> [Problem statement]:
Copy out each line that has "median" in it.

↓↓↓

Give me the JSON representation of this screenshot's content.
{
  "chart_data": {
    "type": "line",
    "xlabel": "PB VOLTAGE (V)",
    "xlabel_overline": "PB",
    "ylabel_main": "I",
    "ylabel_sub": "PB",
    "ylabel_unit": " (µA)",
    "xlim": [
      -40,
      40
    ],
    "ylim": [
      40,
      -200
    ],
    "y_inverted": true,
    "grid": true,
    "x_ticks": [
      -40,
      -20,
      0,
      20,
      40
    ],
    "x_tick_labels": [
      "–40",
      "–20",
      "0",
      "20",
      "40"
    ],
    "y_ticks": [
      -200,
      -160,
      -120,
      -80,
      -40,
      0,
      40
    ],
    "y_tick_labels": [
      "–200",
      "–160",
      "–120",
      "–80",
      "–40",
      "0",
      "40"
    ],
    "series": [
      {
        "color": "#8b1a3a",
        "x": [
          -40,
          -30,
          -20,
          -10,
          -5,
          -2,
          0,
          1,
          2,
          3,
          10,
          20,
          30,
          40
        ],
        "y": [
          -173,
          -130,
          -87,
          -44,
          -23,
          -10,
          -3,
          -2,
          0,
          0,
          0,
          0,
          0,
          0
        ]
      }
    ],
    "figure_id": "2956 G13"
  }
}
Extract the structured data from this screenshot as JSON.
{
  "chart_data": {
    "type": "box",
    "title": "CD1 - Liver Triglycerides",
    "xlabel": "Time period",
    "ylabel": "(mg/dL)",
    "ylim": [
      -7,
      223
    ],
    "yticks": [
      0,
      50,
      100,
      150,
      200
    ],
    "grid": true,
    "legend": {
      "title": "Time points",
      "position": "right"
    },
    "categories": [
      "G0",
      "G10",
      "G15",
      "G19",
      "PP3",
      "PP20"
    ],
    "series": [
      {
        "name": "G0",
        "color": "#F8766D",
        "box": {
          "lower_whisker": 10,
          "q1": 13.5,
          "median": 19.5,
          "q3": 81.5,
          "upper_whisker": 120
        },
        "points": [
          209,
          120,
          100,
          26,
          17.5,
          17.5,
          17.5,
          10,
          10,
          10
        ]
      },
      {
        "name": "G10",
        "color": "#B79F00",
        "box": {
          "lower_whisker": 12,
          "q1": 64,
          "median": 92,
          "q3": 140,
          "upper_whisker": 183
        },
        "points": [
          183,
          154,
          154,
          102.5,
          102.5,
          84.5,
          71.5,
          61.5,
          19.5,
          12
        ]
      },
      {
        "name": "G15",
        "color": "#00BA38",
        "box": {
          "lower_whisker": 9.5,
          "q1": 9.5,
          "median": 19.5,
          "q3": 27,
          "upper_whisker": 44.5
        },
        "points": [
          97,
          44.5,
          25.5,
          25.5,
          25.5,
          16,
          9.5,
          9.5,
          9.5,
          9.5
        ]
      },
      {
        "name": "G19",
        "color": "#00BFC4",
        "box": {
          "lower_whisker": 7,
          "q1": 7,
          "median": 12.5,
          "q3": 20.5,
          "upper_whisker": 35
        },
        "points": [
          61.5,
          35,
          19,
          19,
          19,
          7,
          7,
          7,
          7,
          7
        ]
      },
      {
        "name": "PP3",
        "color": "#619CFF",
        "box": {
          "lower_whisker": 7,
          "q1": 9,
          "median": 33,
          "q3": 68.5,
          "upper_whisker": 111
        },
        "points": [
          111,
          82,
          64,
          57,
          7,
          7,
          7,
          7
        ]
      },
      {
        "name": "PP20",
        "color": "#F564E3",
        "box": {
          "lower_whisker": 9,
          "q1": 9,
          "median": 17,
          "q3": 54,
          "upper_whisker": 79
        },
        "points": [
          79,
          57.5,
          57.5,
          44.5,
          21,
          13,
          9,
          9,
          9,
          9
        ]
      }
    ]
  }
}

↑↑↑

> [In response]:
          "median": 19.5,
          "median": 92,
          "median": 19.5,
          "median": 12.5,
          "median": 33,
          "median": 17,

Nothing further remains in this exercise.